>>>>

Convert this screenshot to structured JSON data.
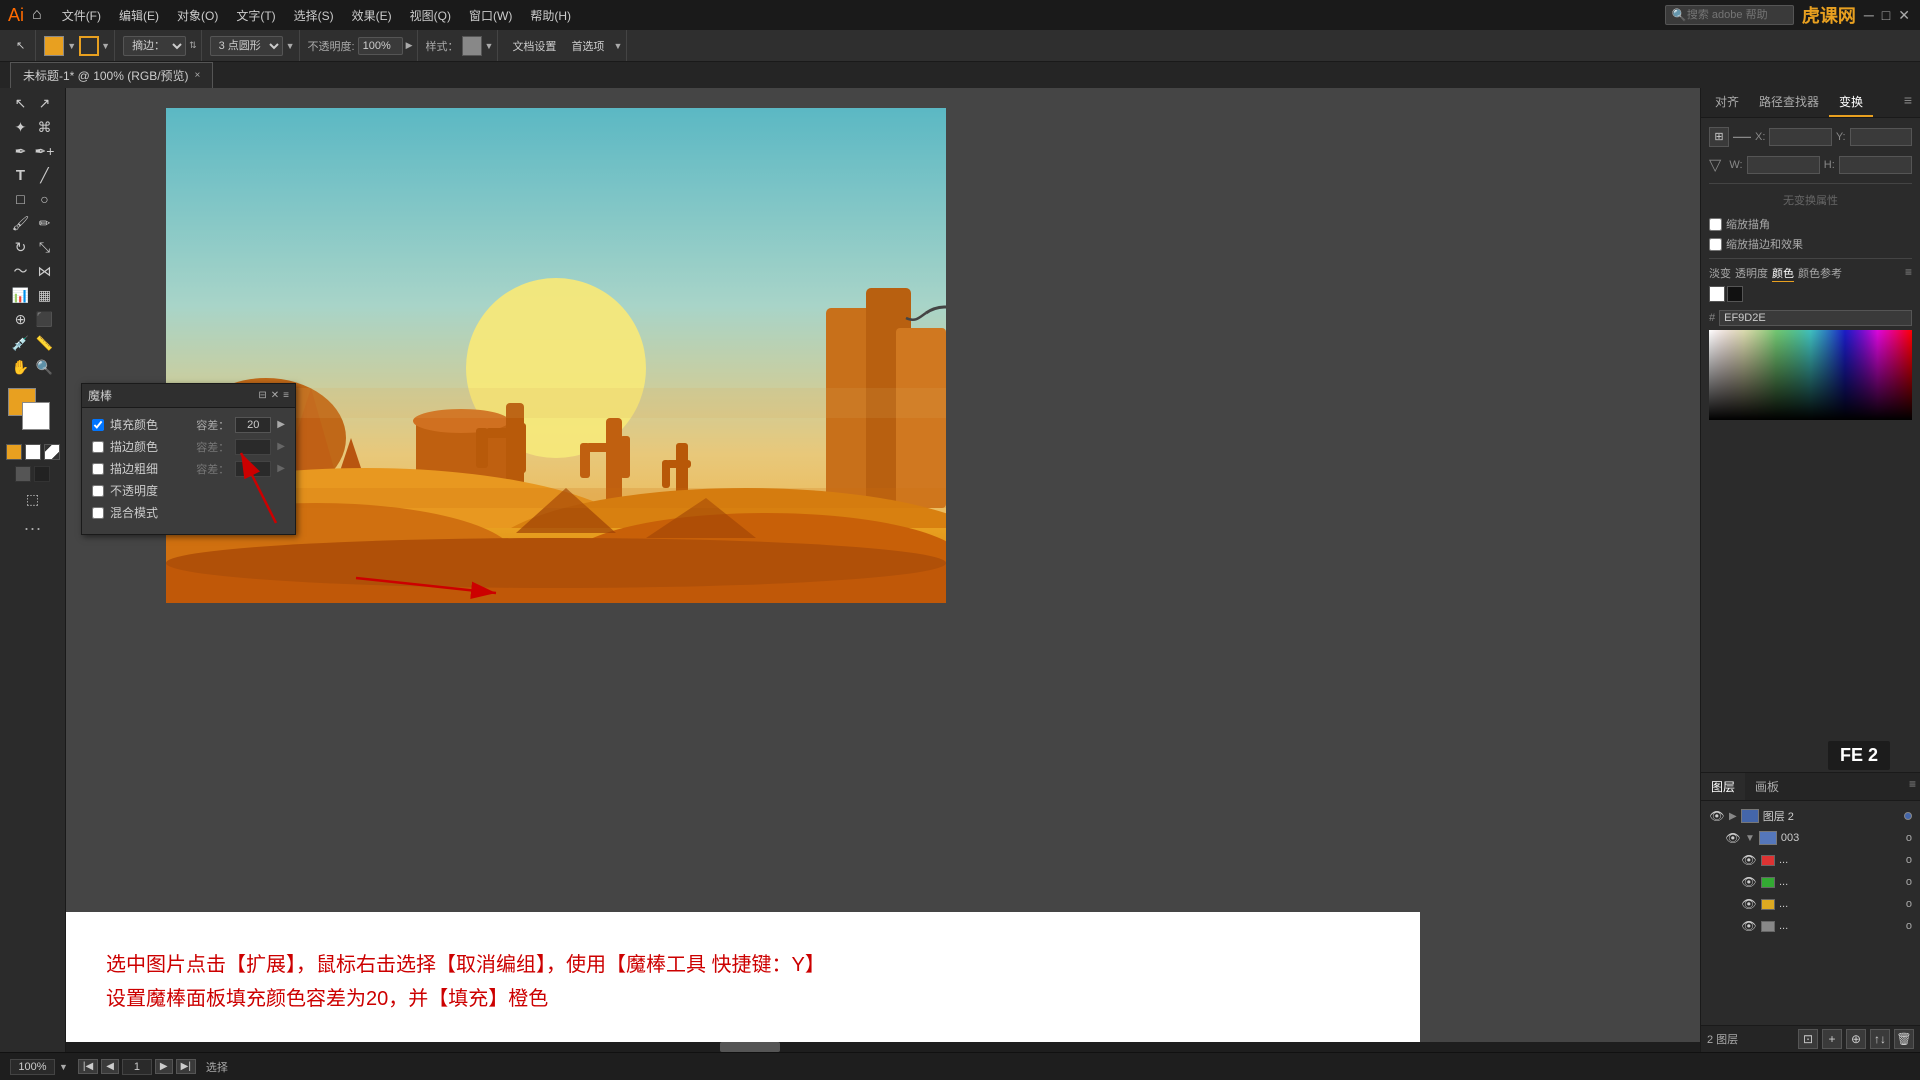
{
  "app": {
    "title": "Adobe Illustrator",
    "icon": "Ai"
  },
  "menubar": {
    "items": [
      "文件(F)",
      "编辑(E)",
      "对象(O)",
      "文字(T)",
      "选择(S)",
      "效果(E)",
      "视图(Q)",
      "窗口(W)",
      "帮助(H)"
    ],
    "search_placeholder": "搜索 adobe 帮助"
  },
  "toolbar": {
    "fill_label": "填充:",
    "stroke_label": "描边:",
    "brush_select": "摘边：",
    "point_label": "3 点圆形",
    "opacity_label": "不透明度:",
    "opacity_value": "100%",
    "style_label": "样式：",
    "doc_settings": "文档设置",
    "preferences": "首选项"
  },
  "tab": {
    "title": "未标题-1* @ 100% (RGB/预览)",
    "close": "×"
  },
  "magic_wand_panel": {
    "title": "魔棒",
    "fill_color_label": "填充颜色",
    "fill_color_checked": true,
    "fill_tolerance": "20",
    "stroke_color_label": "描边颜色",
    "stroke_color_checked": false,
    "stroke_tolerance_label": "容差：",
    "stroke_size_label": "描边粗细",
    "stroke_size_checked": false,
    "stroke_size_tolerance_label": "容差：",
    "opacity_label": "不透明度",
    "opacity_checked": false,
    "blend_mode_label": "混合模式",
    "blend_mode_checked": false
  },
  "instructions": {
    "line1": "选中图片点击【扩展】，鼠标右击选择【取消编组】，使用【魔棒工具 快捷键：Y】",
    "line2": "设置魔棒面板填充颜色容差为20，并【填充】橙色"
  },
  "right_panel": {
    "tabs": [
      "对齐",
      "路径查找器",
      "变换"
    ],
    "active_tab": "变换",
    "transform": {
      "x_label": "X:",
      "x_value": "",
      "y_label": "Y:",
      "y_value": "",
      "w_label": "W:",
      "w_value": "",
      "h_label": "H:",
      "h_value": ""
    },
    "hex_label": "#",
    "hex_value": "EF9D2E",
    "no_selection": "无变换属性",
    "checkbox1": "缩放描角",
    "checkbox2": "缩放描边和效果",
    "tabs2": [
      "淡变",
      "透明度",
      "颜色",
      "颜色参考"
    ]
  },
  "layers_panel": {
    "tabs": [
      "图层",
      "画板"
    ],
    "active_tab": "图层",
    "items": [
      {
        "name": "图层 2",
        "expanded": true,
        "color": "blue",
        "visible": true
      },
      {
        "name": "003",
        "expanded": false,
        "color": "blue",
        "visible": true
      },
      {
        "name": "...",
        "color": "red",
        "visible": true
      },
      {
        "name": "...",
        "color": "green",
        "visible": true
      },
      {
        "name": "...",
        "color": "yellow",
        "visible": true
      },
      {
        "name": "...",
        "color": "gray",
        "visible": true
      }
    ],
    "footer_text": "2 图层"
  },
  "status_bar": {
    "zoom": "100%",
    "zoom_select": "100",
    "page_nav": "1",
    "status_label": "选择",
    "watermark": "FE 2"
  }
}
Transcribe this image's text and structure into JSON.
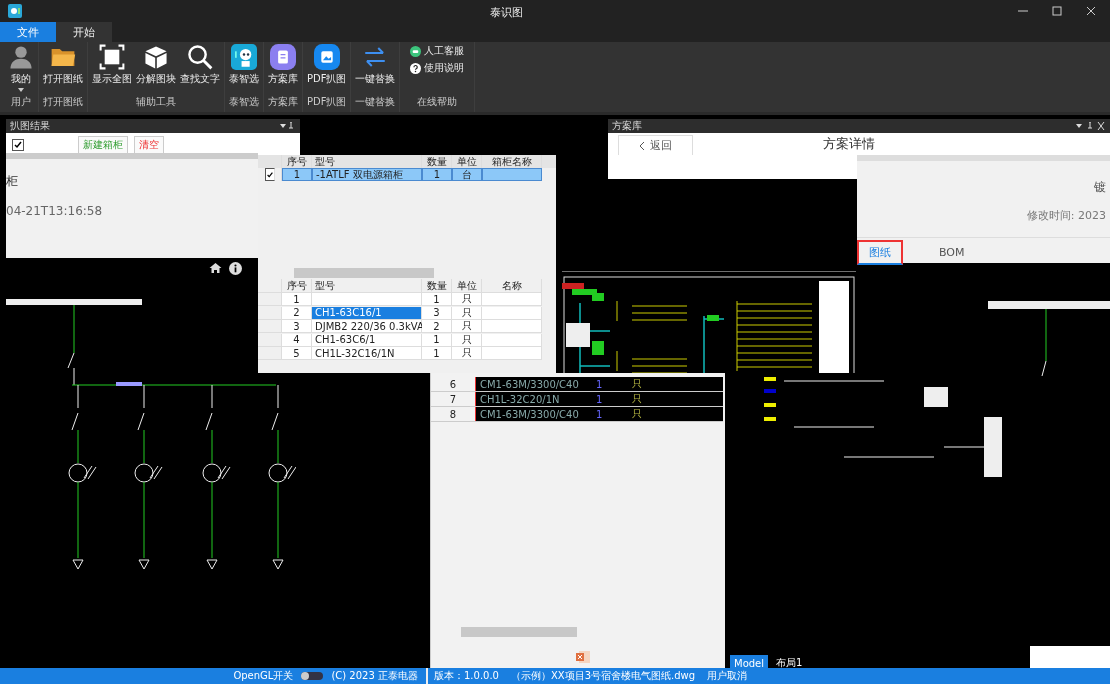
{
  "window": {
    "title": "泰识图"
  },
  "ribbon_tabs": [
    {
      "label": "文件",
      "kind": "file",
      "selected": false
    },
    {
      "label": "开始",
      "kind": "tab",
      "selected": true
    }
  ],
  "ribbon_groups": [
    {
      "label": "用户",
      "buttons": [
        {
          "label": "我的",
          "kind": "user",
          "dropdown": true
        }
      ]
    },
    {
      "label": "打开图纸",
      "buttons": [
        {
          "label": "打开图纸",
          "kind": "folder",
          "dropdown": false
        }
      ]
    },
    {
      "label": "辅助工具",
      "buttons": [
        {
          "label": "显示全图",
          "kind": "extent",
          "dropdown": false
        },
        {
          "label": "分解图块",
          "kind": "cube",
          "dropdown": false
        },
        {
          "label": "查找文字",
          "kind": "search",
          "dropdown": false
        }
      ]
    },
    {
      "label": "泰智选",
      "buttons": [
        {
          "label": "泰智选",
          "kind": "robot",
          "dropdown": false
        }
      ]
    },
    {
      "label": "方案库",
      "buttons": [
        {
          "label": "方案库",
          "kind": "doc",
          "dropdown": false
        }
      ]
    },
    {
      "label": "PDF扒图",
      "buttons": [
        {
          "label": "PDF扒图",
          "kind": "image",
          "dropdown": false
        }
      ]
    },
    {
      "label": "一键替换",
      "buttons": [
        {
          "label": "一键替换",
          "kind": "swap",
          "dropdown": false
        }
      ]
    },
    {
      "label": "在线帮助",
      "links": [
        {
          "label": "人工客服",
          "kind": "chat"
        },
        {
          "label": "使用说明",
          "kind": "help"
        }
      ]
    }
  ],
  "result_panel": {
    "title": "扒图结果",
    "checked": true,
    "buttons": [
      {
        "label": "新建箱柜",
        "kind": "create"
      },
      {
        "label": "清空",
        "kind": "clear"
      }
    ]
  },
  "detail_pane": {
    "name": "柜",
    "time": "04-21T13:16:58"
  },
  "top_table": {
    "columns": [
      "序号",
      "型号",
      "数量",
      "单位",
      "箱柜名称"
    ],
    "rows": [
      {
        "checked": true,
        "selected": true,
        "cells": [
          "1",
          "-1ATLF 双电源箱柜",
          "1",
          "台",
          ""
        ]
      }
    ]
  },
  "bom_table": {
    "columns": [
      "序号",
      "型号",
      "数量",
      "单位",
      "名称"
    ],
    "rows": [
      {
        "selected": false,
        "cells": [
          "1",
          "",
          "1",
          "只",
          ""
        ]
      },
      {
        "selected": true,
        "cells": [
          "2",
          "CH1-63C16/1",
          "3",
          "只",
          ""
        ]
      },
      {
        "selected": false,
        "cells": [
          "3",
          "DJMB2 220/36 0.3kVA",
          "2",
          "只",
          ""
        ]
      },
      {
        "selected": false,
        "cells": [
          "4",
          "CH1-63C6/1",
          "1",
          "只",
          ""
        ]
      },
      {
        "selected": false,
        "cells": [
          "5",
          "CH1L-32C16/1N",
          "1",
          "只",
          ""
        ]
      }
    ]
  },
  "overlay_rows": [
    {
      "cells": [
        "6",
        "CM1-63M/3300/C40",
        "1",
        "只"
      ]
    },
    {
      "cells": [
        "7",
        "CH1L-32C20/1N",
        "1",
        "只"
      ]
    },
    {
      "cells": [
        "8",
        "CM1-63M/3300/C40",
        "1",
        "只"
      ]
    }
  ],
  "scheme_panel": {
    "title": "方案库",
    "back": "返回",
    "heading": "方案详情"
  },
  "detail_card": {
    "name": "镀",
    "modified": "修改时间: 2023",
    "tabs": [
      {
        "label": "图纸",
        "selected": true
      },
      {
        "label": "BOM",
        "selected": false
      }
    ]
  },
  "cad_tabs": [
    {
      "label": "Model",
      "selected": true
    },
    {
      "label": "布局1",
      "selected": false
    }
  ],
  "status_bar": {
    "opengl_label": "OpenGL开关",
    "opengl_on": false,
    "copyright": "(C) 2023 正泰电器",
    "version": "版本：1.0.0.0",
    "file": "（示例）XX项目3号宿舍楼电气图纸.dwg",
    "message": "用户取消"
  }
}
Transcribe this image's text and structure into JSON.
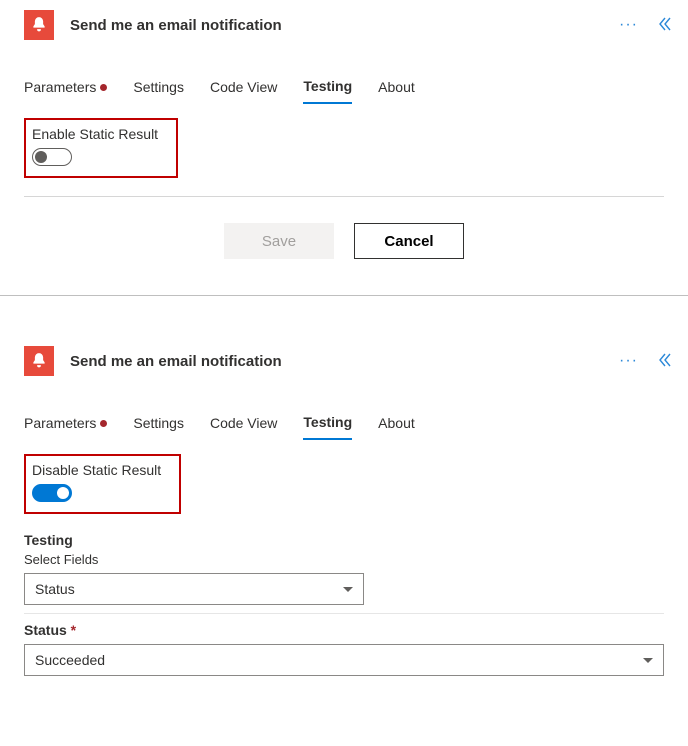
{
  "shared": {
    "title": "Send me an email notification",
    "tabs": {
      "parameters": "Parameters",
      "settings": "Settings",
      "codeview": "Code View",
      "testing": "Testing",
      "about": "About"
    },
    "buttons": {
      "save": "Save",
      "cancel": "Cancel"
    }
  },
  "panel1": {
    "toggle_label": "Enable Static Result",
    "toggle_on": false
  },
  "panel2": {
    "toggle_label": "Disable Static Result",
    "toggle_on": true,
    "testing_heading": "Testing",
    "select_fields_label": "Select Fields",
    "select_fields_value": "Status",
    "status_label": "Status",
    "status_value": "Succeeded"
  }
}
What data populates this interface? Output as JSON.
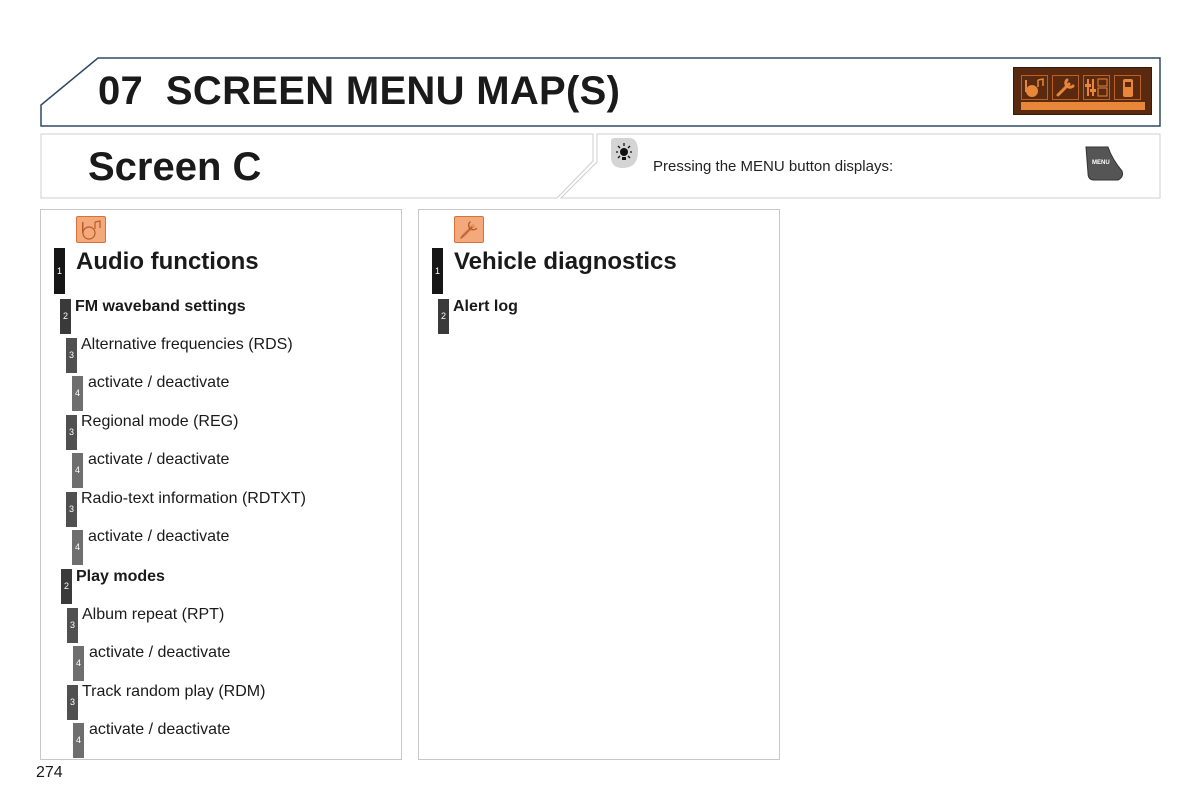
{
  "chapter": {
    "number": "07",
    "title": "SCREEN MENU MAP(S)",
    "icon_strip": [
      "audio-icon",
      "wrench-icon",
      "settings-sliders-icon",
      "phone-icon"
    ],
    "accent_color": "#e8863a",
    "strip_bg_color": "#5a2a10"
  },
  "screen": {
    "title": "Screen C",
    "info_text": "Pressing the MENU button displays:",
    "menu_key_label": "MENU"
  },
  "panels": [
    {
      "icon": "audio-icon",
      "items": [
        {
          "level": "1",
          "label": "Audio functions"
        },
        {
          "level": "2",
          "label": "FM waveband settings"
        },
        {
          "level": "3",
          "label": "Alternative frequencies (RDS)"
        },
        {
          "level": "4",
          "label": "activate / deactivate"
        },
        {
          "level": "3",
          "label": "Regional mode (REG)"
        },
        {
          "level": "4",
          "label": "activate / deactivate"
        },
        {
          "level": "3",
          "label": "Radio-text information (RDTXT)"
        },
        {
          "level": "4",
          "label": "activate / deactivate"
        },
        {
          "level": "2",
          "label": "Play modes"
        },
        {
          "level": "3",
          "label": "Album repeat (RPT)"
        },
        {
          "level": "4",
          "label": "activate / deactivate"
        },
        {
          "level": "3",
          "label": "Track random play (RDM)"
        },
        {
          "level": "4",
          "label": "activate / deactivate"
        }
      ]
    },
    {
      "icon": "wrench-icon",
      "items": [
        {
          "level": "1",
          "label": "Vehicle diagnostics"
        },
        {
          "level": "2",
          "label": "Alert log"
        }
      ]
    }
  ],
  "page_number": "274"
}
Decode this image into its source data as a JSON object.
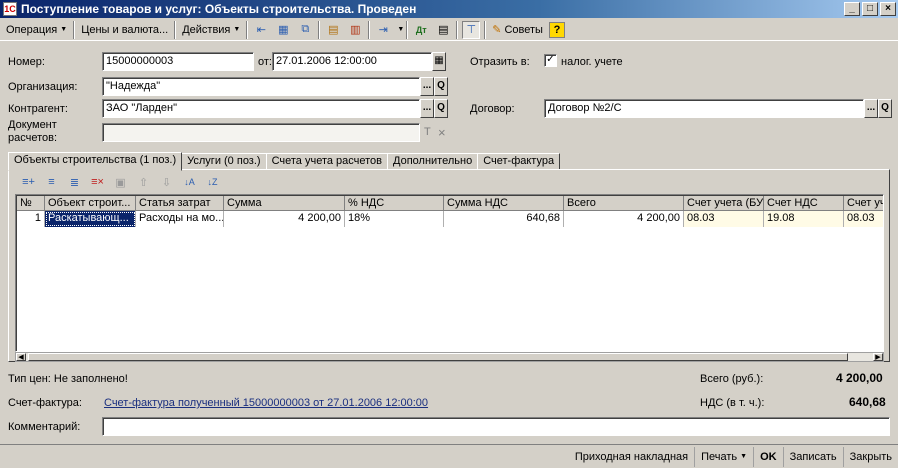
{
  "window": {
    "title": "Поступление товаров и услуг: Объекты строительства. Проведен",
    "minimize": "_",
    "maximize": "□",
    "close": "×"
  },
  "toolbar": {
    "operation": "Операция",
    "prices": "Цены и валюта...",
    "actions": "Действия",
    "advice": "Советы",
    "help": "?"
  },
  "form": {
    "number_label": "Номер:",
    "number_value": "15000000003",
    "date_label": "от:",
    "date_value": "27.01.2006 12:00:00",
    "reflect_label": "Отразить в:",
    "tax_accounting_label": "налог. учете",
    "tax_accounting_checked": "✓",
    "organization_label": "Организация:",
    "organization_value": "\"Надежда\"",
    "counterparty_label": "Контрагент:",
    "counterparty_value": "ЗАО \"Ларден\"",
    "contract_label": "Договор:",
    "contract_value": "Договор №2/С",
    "settlement_doc_label_1": "Документ",
    "settlement_doc_label_2": "расчетов:",
    "settlement_doc_value": "",
    "select_button": "...",
    "open_button": "Q",
    "clear_t": "T",
    "clear_x": "×"
  },
  "tabs": [
    {
      "label": "Объекты строительства (1 поз.)"
    },
    {
      "label": "Услуги (0 поз.)"
    },
    {
      "label": "Счета учета расчетов"
    },
    {
      "label": "Дополнительно"
    },
    {
      "label": "Счет-фактура"
    }
  ],
  "table": {
    "columns": [
      "№",
      "Объект строит...",
      "Статья затрат",
      "Сумма",
      "% НДС",
      "Сумма НДС",
      "Всего",
      "Счет учета (БУ)",
      "Счет НДС",
      "Счет уч"
    ],
    "rows": [
      [
        "1",
        "Раскатывающ...",
        "Расходы на мо...",
        "4 200,00",
        "18%",
        "640,68",
        "4 200,00",
        "08.03",
        "19.08",
        "08.03"
      ]
    ]
  },
  "footer": {
    "price_type": "Тип цен: Не заполнено!",
    "total_label": "Всего (руб.):",
    "total_value": "4 200,00",
    "invoice_label": "Счет-фактура:",
    "invoice_link": "Счет-фактура полученный 15000000003 от 27.01.2006 12:00:00",
    "vat_label": "НДС (в т. ч.):",
    "vat_value": "640,68",
    "comment_label": "Комментарий:",
    "comment_value": ""
  },
  "bottom_buttons": {
    "receipt": "Приходная накладная",
    "print": "Печать",
    "ok": "OK",
    "save": "Записать",
    "close": "Закрыть"
  }
}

<<<<

Exercise objective | Pull every line containing "Договор" out of the records.

The solution |
    "contract_label": "Договор:",
    "contract_value": "Договор №2/С",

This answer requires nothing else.